## WHAT IS REQUIRED:
Write out all of the entries exactly, please.

## RECORDED DATA:
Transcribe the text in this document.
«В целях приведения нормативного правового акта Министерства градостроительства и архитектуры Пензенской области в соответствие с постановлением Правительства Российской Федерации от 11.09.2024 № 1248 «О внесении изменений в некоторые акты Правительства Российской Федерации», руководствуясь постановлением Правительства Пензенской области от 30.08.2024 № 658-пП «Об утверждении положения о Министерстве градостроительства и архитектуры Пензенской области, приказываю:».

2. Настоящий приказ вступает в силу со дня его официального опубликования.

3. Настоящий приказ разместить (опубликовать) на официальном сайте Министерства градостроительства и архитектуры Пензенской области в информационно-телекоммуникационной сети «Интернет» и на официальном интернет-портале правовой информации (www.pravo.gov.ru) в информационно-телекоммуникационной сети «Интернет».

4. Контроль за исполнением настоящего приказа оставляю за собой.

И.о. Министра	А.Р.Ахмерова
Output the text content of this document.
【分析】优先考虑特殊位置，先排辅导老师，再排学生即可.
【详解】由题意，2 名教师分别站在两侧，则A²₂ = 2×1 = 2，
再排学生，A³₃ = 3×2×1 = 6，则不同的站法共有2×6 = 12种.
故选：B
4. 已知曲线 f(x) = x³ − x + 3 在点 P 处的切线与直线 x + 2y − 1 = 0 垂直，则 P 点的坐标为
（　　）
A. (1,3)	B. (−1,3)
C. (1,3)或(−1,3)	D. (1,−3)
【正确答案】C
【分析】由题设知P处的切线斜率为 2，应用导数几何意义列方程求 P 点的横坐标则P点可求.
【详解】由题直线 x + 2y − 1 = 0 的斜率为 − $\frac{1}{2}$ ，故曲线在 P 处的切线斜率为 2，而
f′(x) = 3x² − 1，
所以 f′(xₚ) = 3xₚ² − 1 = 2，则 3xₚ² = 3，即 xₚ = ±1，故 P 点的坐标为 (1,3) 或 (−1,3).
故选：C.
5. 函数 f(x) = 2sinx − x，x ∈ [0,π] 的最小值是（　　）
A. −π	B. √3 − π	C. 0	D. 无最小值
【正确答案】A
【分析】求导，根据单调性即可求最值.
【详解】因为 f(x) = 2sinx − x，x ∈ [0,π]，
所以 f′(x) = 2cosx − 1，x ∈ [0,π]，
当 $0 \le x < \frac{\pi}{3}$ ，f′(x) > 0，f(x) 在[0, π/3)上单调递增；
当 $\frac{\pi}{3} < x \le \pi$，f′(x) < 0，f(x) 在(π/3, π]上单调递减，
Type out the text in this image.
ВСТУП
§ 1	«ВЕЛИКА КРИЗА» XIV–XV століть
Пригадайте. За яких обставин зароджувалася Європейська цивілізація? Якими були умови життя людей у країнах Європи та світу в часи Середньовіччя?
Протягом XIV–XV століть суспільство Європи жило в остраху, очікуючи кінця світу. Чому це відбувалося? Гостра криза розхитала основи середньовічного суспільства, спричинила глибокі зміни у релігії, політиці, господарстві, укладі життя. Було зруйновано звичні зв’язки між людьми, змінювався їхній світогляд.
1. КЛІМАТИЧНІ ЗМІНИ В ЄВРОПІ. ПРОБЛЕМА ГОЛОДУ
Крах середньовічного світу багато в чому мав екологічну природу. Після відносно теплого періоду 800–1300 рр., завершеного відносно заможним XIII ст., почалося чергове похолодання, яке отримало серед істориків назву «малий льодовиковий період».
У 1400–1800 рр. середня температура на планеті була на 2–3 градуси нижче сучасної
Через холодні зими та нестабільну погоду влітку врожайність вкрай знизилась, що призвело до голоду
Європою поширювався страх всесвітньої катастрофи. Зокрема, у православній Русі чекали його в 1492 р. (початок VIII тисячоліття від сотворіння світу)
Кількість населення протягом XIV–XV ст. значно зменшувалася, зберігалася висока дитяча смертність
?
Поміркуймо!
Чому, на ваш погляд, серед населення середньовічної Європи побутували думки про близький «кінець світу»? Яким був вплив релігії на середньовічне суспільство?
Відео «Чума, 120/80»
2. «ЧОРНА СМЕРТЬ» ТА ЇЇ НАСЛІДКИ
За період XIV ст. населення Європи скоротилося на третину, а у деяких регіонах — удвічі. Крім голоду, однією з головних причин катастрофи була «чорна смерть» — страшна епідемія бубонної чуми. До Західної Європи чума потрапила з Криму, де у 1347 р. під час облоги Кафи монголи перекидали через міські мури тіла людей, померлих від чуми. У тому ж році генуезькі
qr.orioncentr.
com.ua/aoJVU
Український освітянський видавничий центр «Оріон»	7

## RESPONSE TO THIS TASK:
Transcribe the text in this document.
«В целях приведения нормативного правового акта Министерства градостроительства и архитектуры Пензенской области в соответствие с постановлением Правительства Российской Федерации от 11.09.2024 № 1248 «О внесении изменений в некоторые акты Правительства Российской Федерации», руководствуясь постановлением Правительства Пензенской области от 30.08.2024 № 658-пП «Об утверждении положения о Министерстве градостроительства и архитектуры Пензенской области, приказываю:».

2. Настоящий приказ вступает в силу со дня его официального опубликования.

3. Настоящий приказ разместить (опубликовать) на официальном сайте Министерства градостроительства и архитектуры Пензенской области в информационно-телекоммуникационной сети «Интернет» и на официальном интернет-портале правовой информации (www.pravo.gov.ru) в информационно-телекоммуникационной сети «Интернет».

4. Контроль за исполнением настоящего приказа оставляю за собой.

И.о. Министра	А.Р.Ахмерова
Output the text content of this document.
【分析】优先考虑特殊位置，先排辅导老师，再排学生即可.
【详解】由题意，2 名教师分别站在两侧，则A²₂ = 2×1 = 2，
再排学生，A³₃ = 3×2×1 = 6，则不同的站法共有2×6 = 12种.
故选：B
4. 已知曲线 f(x) = x³ − x + 3 在点 P 处的切线与直线 x + 2y − 1 = 0 垂直，则 P 点的坐标为
（　　）
A. (1,3)	B. (−1,3)
C. (1,3)或(−1,3)	D. (1,−3)
【正确答案】C
【分析】由题设知P处的切线斜率为 2，应用导数几何意义列方程求 P 点的横坐标则P点可求.
【详解】由题直线 x + 2y − 1 = 0 的斜率为 − $\frac{1}{2}$ ，故曲线在 P 处的切线斜率为 2，而
f′(x) = 3x² − 1，
所以 f′(xₚ) = 3xₚ² − 1 = 2，则 3xₚ² = 3，即 xₚ = ±1，故 P 点的坐标为 (1,3) 或 (−1,3).
故选：C.
5. 函数 f(x) = 2sinx − x，x ∈ [0,π] 的最小值是（　　）
A. −π	B. √3 − π	C. 0	D. 无最小值
【正确答案】A
【分析】求导，根据单调性即可求最值.
【详解】因为 f(x) = 2sinx − x，x ∈ [0,π]，
所以 f′(x) = 2cosx − 1，x ∈ [0,π]，
当 $0 \le x < \frac{\pi}{3}$ ，f′(x) > 0，f(x) 在[0, π/3)上单调递增；
当 $\frac{\pi}{3} < x \le \pi$，f′(x) < 0，f(x) 在(π/3, π]上单调递减，
Type out the text in this image.
ВСТУП
§ 1	«ВЕЛИКА КРИЗА» XIV–XV століть
Пригадайте. За яких обставин зароджувалася Європейська цивілізація? Якими були умови життя людей у країнах Європи та світу в часи Середньовіччя?
Протягом XIV–XV століть суспільство Європи жило в остраху, очікуючи кінця світу. Чому це відбувалося? Гостра криза розхитала основи середньовічного суспільства, спричинила глибокі зміни у релігії, політиці, господарстві, укладі життя. Було зруйновано звичні зв’язки між людьми, змінювався їхній світогляд.
1. КЛІМАТИЧНІ ЗМІНИ В ЄВРОПІ. ПРОБЛЕМА ГОЛОДУ
Крах середньовічного світу багато в чому мав екологічну природу. Після відносно теплого періоду 800–1300 рр., завершеного відносно заможним XIII ст., почалося чергове похолодання, яке отримало серед істориків назву «малий льодовиковий період».
У 1400–1800 рр. середня температура на планеті була на 2–3 градуси нижче сучасної
Через холодні зими та нестабільну погоду влітку врожайність вкрай знизилась, що призвело до голоду
Європою поширювався страх всесвітньої катастрофи. Зокрема, у православній Русі чекали його в 1492 р. (початок VIII тисячоліття від сотворіння світу)
Кількість населення протягом XIV–XV ст. значно зменшувалася, зберігалася висока дитяча смертність
?
Поміркуймо!
Чому, на ваш погляд, серед населення середньовічної Європи побутували думки про близький «кінець світу»? Яким був вплив релігії на середньовічне суспільство?
Відео «Чума, 120/80»
2. «ЧОРНА СМЕРТЬ» ТА ЇЇ НАСЛІДКИ
За період XIV ст. населення Європи скоротилося на третину, а у деяких регіонах — удвічі. Крім голоду, однією з головних причин катастрофи була «чорна смерть» — страшна епідемія бубонної чуми. До Західної Європи чума потрапила з Криму, де у 1347 р. під час облоги Кафи монголи перекидали через міські мури тіла людей, померлих від чуми. У тому ж році генуезькі
qr.orioncentr.
com.ua/aoJVU
Український освітянський видавничий центр «Оріон»	7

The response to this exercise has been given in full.